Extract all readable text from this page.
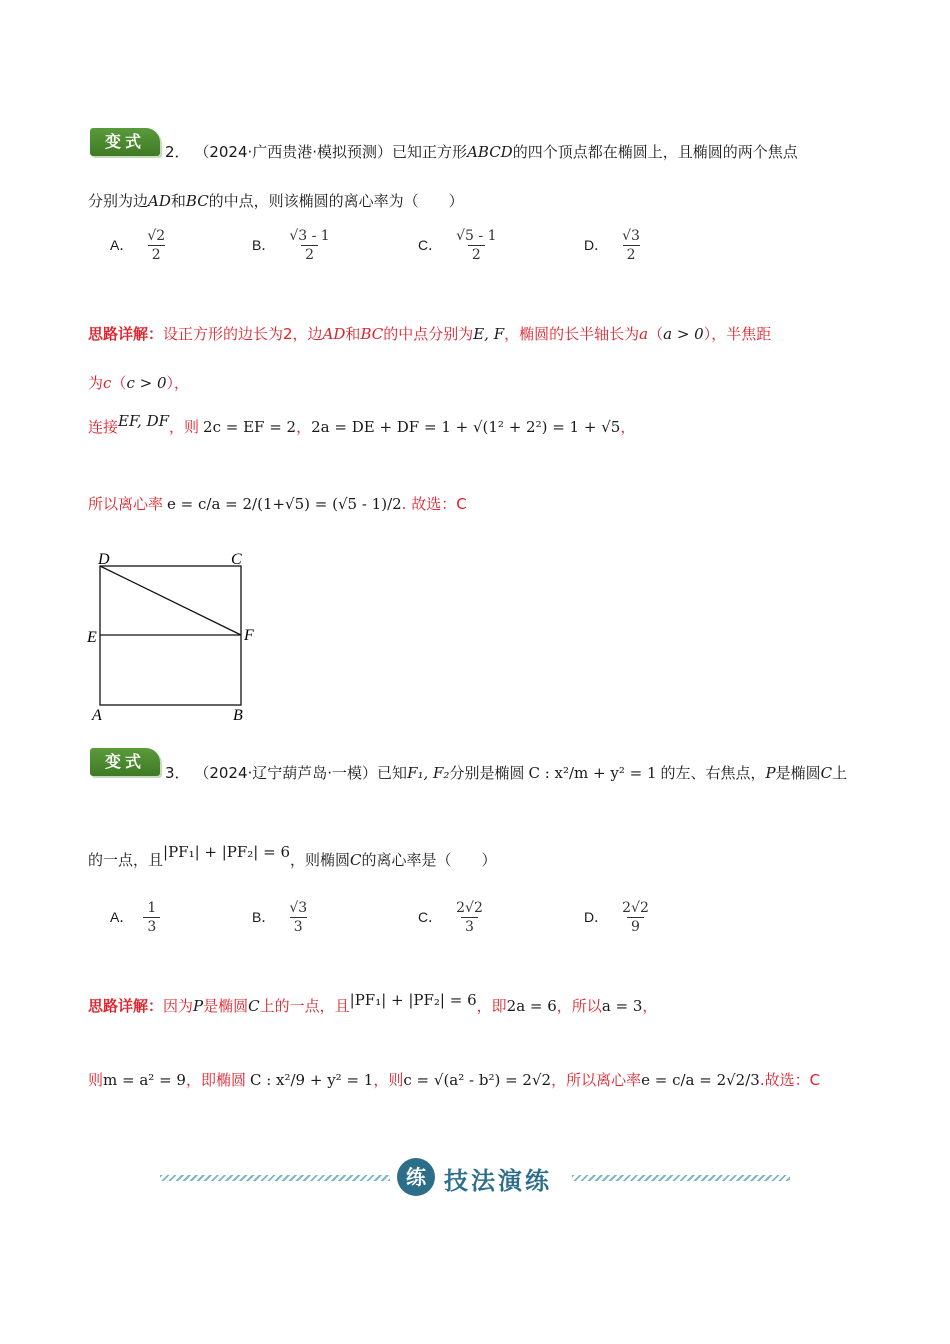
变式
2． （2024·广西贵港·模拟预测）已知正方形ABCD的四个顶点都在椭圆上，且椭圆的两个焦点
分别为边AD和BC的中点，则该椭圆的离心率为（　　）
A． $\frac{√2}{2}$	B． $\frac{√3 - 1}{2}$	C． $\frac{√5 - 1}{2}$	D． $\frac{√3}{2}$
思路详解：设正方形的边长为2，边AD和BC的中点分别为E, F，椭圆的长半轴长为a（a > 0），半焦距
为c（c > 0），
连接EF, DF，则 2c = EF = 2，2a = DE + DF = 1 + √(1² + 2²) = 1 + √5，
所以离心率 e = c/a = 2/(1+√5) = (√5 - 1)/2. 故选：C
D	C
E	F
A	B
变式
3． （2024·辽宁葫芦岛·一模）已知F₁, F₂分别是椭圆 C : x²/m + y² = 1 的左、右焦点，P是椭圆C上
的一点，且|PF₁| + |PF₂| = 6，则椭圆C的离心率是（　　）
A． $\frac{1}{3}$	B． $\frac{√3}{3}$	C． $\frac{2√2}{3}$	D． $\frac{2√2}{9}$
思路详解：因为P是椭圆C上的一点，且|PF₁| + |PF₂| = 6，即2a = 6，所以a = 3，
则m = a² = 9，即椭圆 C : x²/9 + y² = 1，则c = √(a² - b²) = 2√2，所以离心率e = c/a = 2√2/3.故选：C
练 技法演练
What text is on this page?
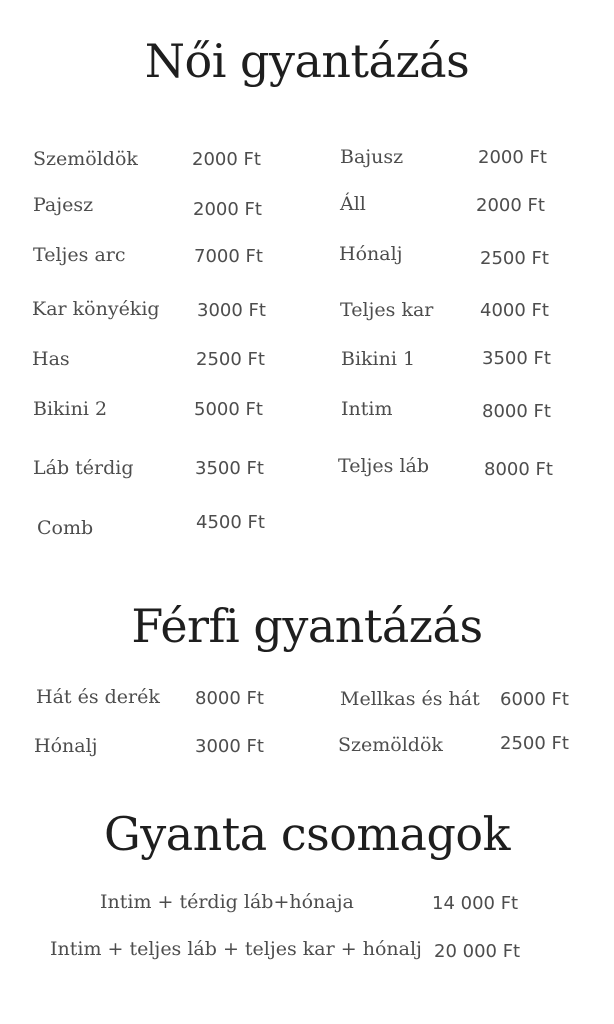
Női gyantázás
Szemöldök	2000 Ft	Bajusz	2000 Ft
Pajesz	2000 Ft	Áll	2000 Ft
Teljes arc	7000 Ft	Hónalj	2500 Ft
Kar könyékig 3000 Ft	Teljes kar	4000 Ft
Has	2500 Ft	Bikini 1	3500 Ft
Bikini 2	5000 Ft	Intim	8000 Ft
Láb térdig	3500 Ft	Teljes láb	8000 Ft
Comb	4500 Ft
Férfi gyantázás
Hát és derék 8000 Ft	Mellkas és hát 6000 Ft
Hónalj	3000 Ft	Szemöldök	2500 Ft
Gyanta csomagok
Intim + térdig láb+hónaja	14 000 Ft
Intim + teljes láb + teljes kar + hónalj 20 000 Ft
•••
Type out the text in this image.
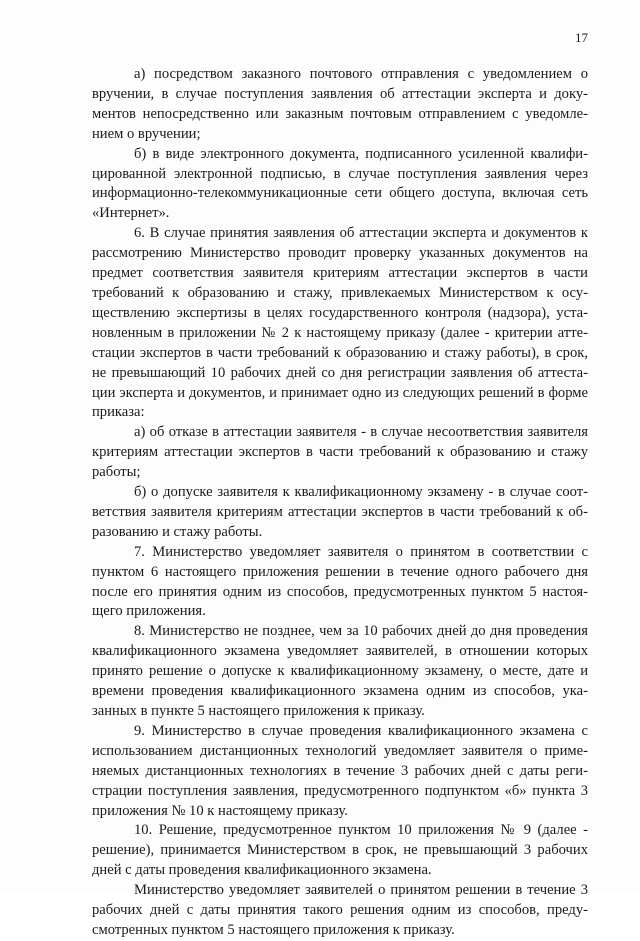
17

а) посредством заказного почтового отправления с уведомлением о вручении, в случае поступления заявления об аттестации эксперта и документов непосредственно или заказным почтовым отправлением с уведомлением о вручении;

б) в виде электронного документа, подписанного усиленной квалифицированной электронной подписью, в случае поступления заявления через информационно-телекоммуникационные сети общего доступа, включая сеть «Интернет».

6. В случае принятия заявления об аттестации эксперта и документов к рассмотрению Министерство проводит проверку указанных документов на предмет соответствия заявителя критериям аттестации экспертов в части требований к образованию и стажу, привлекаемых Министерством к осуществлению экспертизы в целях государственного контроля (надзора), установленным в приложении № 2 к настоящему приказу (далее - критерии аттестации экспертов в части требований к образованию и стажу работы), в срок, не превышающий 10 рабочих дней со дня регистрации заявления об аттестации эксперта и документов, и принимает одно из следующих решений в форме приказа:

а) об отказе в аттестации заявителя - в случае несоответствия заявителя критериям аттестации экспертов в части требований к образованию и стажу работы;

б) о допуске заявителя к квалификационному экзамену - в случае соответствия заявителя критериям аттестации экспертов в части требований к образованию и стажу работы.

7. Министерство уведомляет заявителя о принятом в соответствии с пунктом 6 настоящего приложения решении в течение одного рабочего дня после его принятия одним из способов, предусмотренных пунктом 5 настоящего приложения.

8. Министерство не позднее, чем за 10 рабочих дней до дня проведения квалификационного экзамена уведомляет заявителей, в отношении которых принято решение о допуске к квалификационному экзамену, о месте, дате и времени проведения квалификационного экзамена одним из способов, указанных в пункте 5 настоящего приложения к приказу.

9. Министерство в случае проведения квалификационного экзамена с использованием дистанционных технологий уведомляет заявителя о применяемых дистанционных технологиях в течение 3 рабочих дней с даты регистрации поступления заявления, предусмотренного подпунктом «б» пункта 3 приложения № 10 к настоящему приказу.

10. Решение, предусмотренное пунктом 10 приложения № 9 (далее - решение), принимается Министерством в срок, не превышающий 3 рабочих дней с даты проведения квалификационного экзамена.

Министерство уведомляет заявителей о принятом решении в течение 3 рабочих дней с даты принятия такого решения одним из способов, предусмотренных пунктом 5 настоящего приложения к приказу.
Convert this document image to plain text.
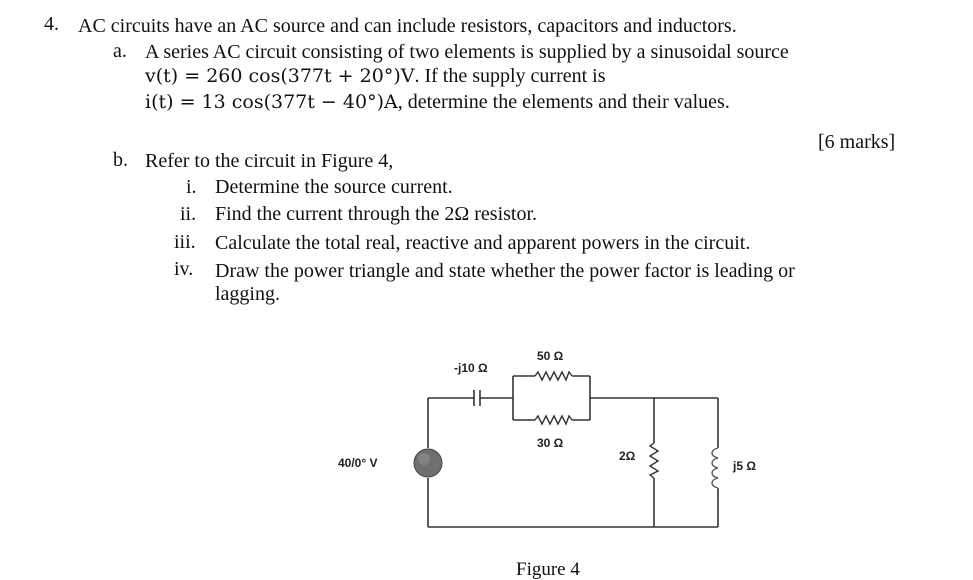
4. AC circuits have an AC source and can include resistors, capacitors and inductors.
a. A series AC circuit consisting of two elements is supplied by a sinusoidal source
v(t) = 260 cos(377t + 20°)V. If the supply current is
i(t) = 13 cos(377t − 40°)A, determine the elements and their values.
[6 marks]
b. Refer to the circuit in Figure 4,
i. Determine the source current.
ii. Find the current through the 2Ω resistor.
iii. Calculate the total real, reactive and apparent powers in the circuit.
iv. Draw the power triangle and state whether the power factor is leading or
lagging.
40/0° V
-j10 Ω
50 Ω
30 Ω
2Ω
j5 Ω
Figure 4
•••
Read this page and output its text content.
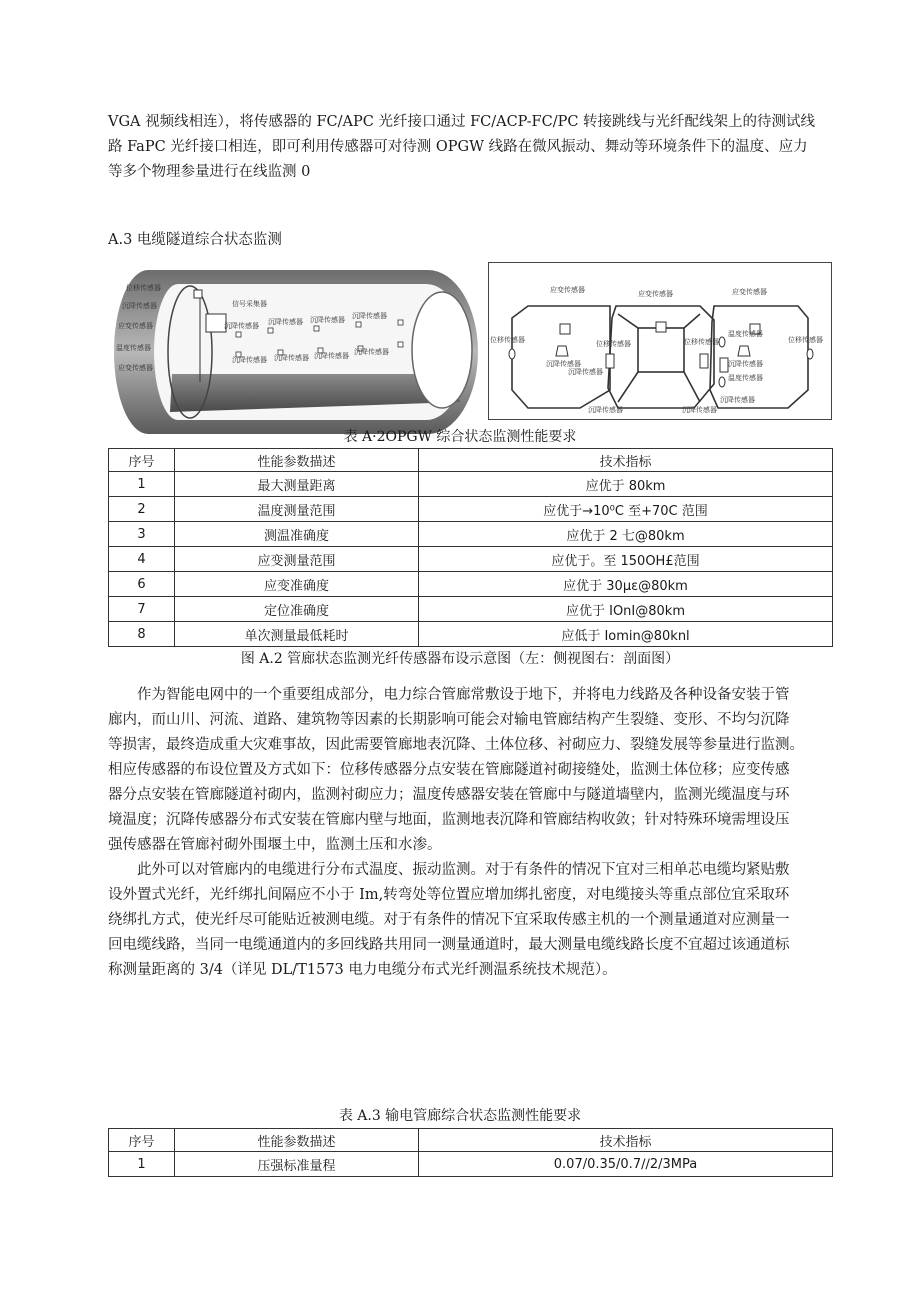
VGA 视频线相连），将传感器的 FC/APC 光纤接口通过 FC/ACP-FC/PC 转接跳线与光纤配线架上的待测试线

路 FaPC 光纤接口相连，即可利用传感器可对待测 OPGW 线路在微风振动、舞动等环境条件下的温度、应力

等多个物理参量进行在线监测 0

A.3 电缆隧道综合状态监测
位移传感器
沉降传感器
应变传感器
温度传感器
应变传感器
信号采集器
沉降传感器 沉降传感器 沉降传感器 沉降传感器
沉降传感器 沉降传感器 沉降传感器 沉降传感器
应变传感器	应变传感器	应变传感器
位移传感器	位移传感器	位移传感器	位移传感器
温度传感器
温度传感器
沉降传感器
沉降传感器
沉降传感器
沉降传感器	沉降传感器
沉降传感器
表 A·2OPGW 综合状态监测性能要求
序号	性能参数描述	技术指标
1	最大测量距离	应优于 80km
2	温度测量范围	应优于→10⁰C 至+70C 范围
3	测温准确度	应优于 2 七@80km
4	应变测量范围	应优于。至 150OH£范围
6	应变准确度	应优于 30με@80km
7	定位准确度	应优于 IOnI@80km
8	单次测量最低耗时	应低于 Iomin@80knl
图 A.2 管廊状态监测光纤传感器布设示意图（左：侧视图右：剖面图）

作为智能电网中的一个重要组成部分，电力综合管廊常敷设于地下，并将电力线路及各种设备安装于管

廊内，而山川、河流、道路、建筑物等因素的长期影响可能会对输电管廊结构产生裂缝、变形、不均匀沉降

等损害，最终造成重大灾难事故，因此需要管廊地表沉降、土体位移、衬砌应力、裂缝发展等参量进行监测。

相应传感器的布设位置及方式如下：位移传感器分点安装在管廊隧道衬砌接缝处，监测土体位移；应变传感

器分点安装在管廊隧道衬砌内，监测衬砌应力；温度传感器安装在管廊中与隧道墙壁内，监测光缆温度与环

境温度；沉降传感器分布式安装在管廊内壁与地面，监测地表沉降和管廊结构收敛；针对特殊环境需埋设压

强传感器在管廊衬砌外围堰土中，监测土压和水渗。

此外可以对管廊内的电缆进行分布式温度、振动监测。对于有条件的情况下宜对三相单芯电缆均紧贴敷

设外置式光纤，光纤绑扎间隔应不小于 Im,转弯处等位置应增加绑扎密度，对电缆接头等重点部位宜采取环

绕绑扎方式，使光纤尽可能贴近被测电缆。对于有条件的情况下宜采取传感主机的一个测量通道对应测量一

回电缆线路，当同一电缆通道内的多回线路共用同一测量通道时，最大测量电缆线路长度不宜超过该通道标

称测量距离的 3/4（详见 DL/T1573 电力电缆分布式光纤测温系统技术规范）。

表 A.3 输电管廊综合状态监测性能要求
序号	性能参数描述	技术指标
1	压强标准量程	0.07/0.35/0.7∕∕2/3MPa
•••
### WHAT TO WORK ON
Lines containing the string "решение" are to be selected and copied.

### RESPONSE TO THE TASK
8. Министерство не позднее, чем за 10 рабочих дней до дня проведения квалификационного экзамена уведомляет заявителей, в отношении которых принято решение о допуске к квалификационному экзамену, о месте, дате и времени проведения квалификационного экзамена одним из способов, указанных в пункте 5 настоящего приложения к приказу.
10. Решение, предусмотренное пунктом 10 приложения № 9 (далее - решение), принимается Министерством в срок, не превышающий 3 рабочих дней с даты проведения квалификационного экзамена.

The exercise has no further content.